* start *
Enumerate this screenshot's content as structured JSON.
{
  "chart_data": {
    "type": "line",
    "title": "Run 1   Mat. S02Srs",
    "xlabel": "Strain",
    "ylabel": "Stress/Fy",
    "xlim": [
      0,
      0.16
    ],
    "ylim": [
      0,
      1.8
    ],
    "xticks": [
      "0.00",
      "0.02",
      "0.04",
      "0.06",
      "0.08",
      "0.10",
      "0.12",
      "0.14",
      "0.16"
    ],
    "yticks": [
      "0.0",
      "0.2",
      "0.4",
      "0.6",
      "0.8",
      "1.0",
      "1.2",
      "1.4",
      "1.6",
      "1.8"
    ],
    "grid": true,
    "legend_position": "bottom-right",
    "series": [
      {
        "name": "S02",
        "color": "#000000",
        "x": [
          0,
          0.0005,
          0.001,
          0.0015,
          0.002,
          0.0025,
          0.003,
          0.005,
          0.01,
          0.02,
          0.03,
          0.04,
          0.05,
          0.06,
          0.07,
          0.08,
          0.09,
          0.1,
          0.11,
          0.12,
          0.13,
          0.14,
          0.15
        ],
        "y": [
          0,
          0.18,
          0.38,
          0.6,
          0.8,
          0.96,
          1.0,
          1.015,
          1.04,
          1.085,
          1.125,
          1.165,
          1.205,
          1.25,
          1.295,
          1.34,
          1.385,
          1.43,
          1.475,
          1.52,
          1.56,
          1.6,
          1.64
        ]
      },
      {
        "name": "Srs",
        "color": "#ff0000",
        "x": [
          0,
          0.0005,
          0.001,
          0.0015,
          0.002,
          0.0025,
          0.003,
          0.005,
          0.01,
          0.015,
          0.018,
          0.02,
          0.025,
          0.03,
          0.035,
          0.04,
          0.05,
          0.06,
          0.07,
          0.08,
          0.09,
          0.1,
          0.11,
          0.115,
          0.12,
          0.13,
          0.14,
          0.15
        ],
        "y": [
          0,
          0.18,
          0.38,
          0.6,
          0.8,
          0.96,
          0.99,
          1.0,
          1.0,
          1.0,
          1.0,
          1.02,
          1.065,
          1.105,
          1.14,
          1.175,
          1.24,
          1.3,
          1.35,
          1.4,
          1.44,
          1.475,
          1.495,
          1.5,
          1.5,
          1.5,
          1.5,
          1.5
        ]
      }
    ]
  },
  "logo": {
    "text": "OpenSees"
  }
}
* end *
WORK INSTRUCTIONS >>
Repeat every entry word for word.

OUTPUT FOR THIS EXERCISE >>
Enumerate this screenshot's content as structured JSON.
{
  "chart_data": {
    "type": "line",
    "title": "Run 1   Mat. S02Srs",
    "xlabel": "Strain",
    "ylabel": "Stress/Fy",
    "xlim": [
      0,
      0.16
    ],
    "ylim": [
      0,
      1.8
    ],
    "xticks": [
      "0.00",
      "0.02",
      "0.04",
      "0.06",
      "0.08",
      "0.10",
      "0.12",
      "0.14",
      "0.16"
    ],
    "yticks": [
      "0.0",
      "0.2",
      "0.4",
      "0.6",
      "0.8",
      "1.0",
      "1.2",
      "1.4",
      "1.6",
      "1.8"
    ],
    "grid": true,
    "legend_position": "bottom-right",
    "series": [
      {
        "name": "S02",
        "color": "#000000",
        "x": [
          0,
          0.0005,
          0.001,
          0.0015,
          0.002,
          0.0025,
          0.003,
          0.005,
          0.01,
          0.02,
          0.03,
          0.04,
          0.05,
          0.06,
          0.07,
          0.08,
          0.09,
          0.1,
          0.11,
          0.12,
          0.13,
          0.14,
          0.15
        ],
        "y": [
          0,
          0.18,
          0.38,
          0.6,
          0.8,
          0.96,
          1.0,
          1.015,
          1.04,
          1.085,
          1.125,
          1.165,
          1.205,
          1.25,
          1.295,
          1.34,
          1.385,
          1.43,
          1.475,
          1.52,
          1.56,
          1.6,
          1.64
        ]
      },
      {
        "name": "Srs",
        "color": "#ff0000",
        "x": [
          0,
          0.0005,
          0.001,
          0.0015,
          0.002,
          0.0025,
          0.003,
          0.005,
          0.01,
          0.015,
          0.018,
          0.02,
          0.025,
          0.03,
          0.035,
          0.04,
          0.05,
          0.06,
          0.07,
          0.08,
          0.09,
          0.1,
          0.11,
          0.115,
          0.12,
          0.13,
          0.14,
          0.15
        ],
        "y": [
          0,
          0.18,
          0.38,
          0.6,
          0.8,
          0.96,
          0.99,
          1.0,
          1.0,
          1.0,
          1.0,
          1.02,
          1.065,
          1.105,
          1.14,
          1.175,
          1.24,
          1.3,
          1.35,
          1.4,
          1.44,
          1.475,
          1.495,
          1.5,
          1.5,
          1.5,
          1.5,
          1.5
        ]
      }
    ]
  },
  "logo": {
    "text": "OpenSees"
  }
}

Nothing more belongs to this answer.